Print all of the data exactly as written.
## START Source data
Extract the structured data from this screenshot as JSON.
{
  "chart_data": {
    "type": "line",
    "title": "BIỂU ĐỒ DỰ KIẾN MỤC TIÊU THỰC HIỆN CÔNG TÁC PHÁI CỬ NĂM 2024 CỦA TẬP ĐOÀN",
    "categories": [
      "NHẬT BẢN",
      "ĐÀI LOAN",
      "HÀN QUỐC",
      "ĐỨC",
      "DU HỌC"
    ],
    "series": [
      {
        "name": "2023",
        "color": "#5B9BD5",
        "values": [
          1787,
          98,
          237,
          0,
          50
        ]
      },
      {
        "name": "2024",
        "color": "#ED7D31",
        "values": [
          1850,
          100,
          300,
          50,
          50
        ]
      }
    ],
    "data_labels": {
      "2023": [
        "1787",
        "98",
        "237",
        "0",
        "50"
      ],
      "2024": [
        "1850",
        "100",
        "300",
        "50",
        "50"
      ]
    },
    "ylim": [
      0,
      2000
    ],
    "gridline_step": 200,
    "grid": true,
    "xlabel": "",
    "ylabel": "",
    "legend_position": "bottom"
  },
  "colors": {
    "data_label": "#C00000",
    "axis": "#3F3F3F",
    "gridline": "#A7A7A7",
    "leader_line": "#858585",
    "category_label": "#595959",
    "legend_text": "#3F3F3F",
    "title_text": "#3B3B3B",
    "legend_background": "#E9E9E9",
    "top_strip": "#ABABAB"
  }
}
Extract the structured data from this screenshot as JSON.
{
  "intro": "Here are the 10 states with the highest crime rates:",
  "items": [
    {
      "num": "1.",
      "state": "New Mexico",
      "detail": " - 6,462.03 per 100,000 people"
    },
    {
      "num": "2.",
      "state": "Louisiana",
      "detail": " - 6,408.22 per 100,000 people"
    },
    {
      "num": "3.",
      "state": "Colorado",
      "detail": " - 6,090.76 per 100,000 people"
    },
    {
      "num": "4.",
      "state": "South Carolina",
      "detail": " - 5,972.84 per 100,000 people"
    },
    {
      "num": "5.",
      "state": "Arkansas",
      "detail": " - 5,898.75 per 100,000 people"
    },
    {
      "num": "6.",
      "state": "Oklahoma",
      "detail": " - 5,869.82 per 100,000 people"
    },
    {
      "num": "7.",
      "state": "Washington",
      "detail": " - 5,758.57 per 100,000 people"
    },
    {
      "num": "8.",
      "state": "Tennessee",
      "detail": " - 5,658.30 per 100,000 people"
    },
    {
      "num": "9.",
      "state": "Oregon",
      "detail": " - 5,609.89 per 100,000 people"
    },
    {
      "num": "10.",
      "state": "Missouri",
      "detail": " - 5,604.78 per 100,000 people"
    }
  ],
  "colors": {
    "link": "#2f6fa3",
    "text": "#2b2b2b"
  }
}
## END Source data
• Full response
Extract the structured data from this screenshot as JSON.
{
  "chart_data": {
    "type": "line",
    "title": "BIỂU ĐỒ DỰ KIẾN MỤC TIÊU THỰC HIỆN CÔNG TÁC PHÁI CỬ NĂM 2024 CỦA TẬP ĐOÀN",
    "categories": [
      "NHẬT BẢN",
      "ĐÀI LOAN",
      "HÀN QUỐC",
      "ĐỨC",
      "DU HỌC"
    ],
    "series": [
      {
        "name": "2023",
        "color": "#5B9BD5",
        "values": [
          1787,
          98,
          237,
          0,
          50
        ]
      },
      {
        "name": "2024",
        "color": "#ED7D31",
        "values": [
          1850,
          100,
          300,
          50,
          50
        ]
      }
    ],
    "data_labels": {
      "2023": [
        "1787",
        "98",
        "237",
        "0",
        "50"
      ],
      "2024": [
        "1850",
        "100",
        "300",
        "50",
        "50"
      ]
    },
    "ylim": [
      0,
      2000
    ],
    "gridline_step": 200,
    "grid": true,
    "xlabel": "",
    "ylabel": "",
    "legend_position": "bottom"
  },
  "colors": {
    "data_label": "#C00000",
    "axis": "#3F3F3F",
    "gridline": "#A7A7A7",
    "leader_line": "#858585",
    "category_label": "#595959",
    "legend_text": "#3F3F3F",
    "title_text": "#3B3B3B",
    "legend_background": "#E9E9E9",
    "top_strip": "#ABABAB"
  }
}
Extract the structured data from this screenshot as JSON.
{
  "intro": "Here are the 10 states with the highest crime rates:",
  "items": [
    {
      "num": "1.",
      "state": "New Mexico",
      "detail": " - 6,462.03 per 100,000 people"
    },
    {
      "num": "2.",
      "state": "Louisiana",
      "detail": " - 6,408.22 per 100,000 people"
    },
    {
      "num": "3.",
      "state": "Colorado",
      "detail": " - 6,090.76 per 100,000 people"
    },
    {
      "num": "4.",
      "state": "South Carolina",
      "detail": " - 5,972.84 per 100,000 people"
    },
    {
      "num": "5.",
      "state": "Arkansas",
      "detail": " - 5,898.75 per 100,000 people"
    },
    {
      "num": "6.",
      "state": "Oklahoma",
      "detail": " - 5,869.82 per 100,000 people"
    },
    {
      "num": "7.",
      "state": "Washington",
      "detail": " - 5,758.57 per 100,000 people"
    },
    {
      "num": "8.",
      "state": "Tennessee",
      "detail": " - 5,658.30 per 100,000 people"
    },
    {
      "num": "9.",
      "state": "Oregon",
      "detail": " - 5,609.89 per 100,000 people"
    },
    {
      "num": "10.",
      "state": "Missouri",
      "detail": " - 5,604.78 per 100,000 people"
    }
  ],
  "colors": {
    "link": "#2f6fa3",
    "text": "#2b2b2b"
  }
}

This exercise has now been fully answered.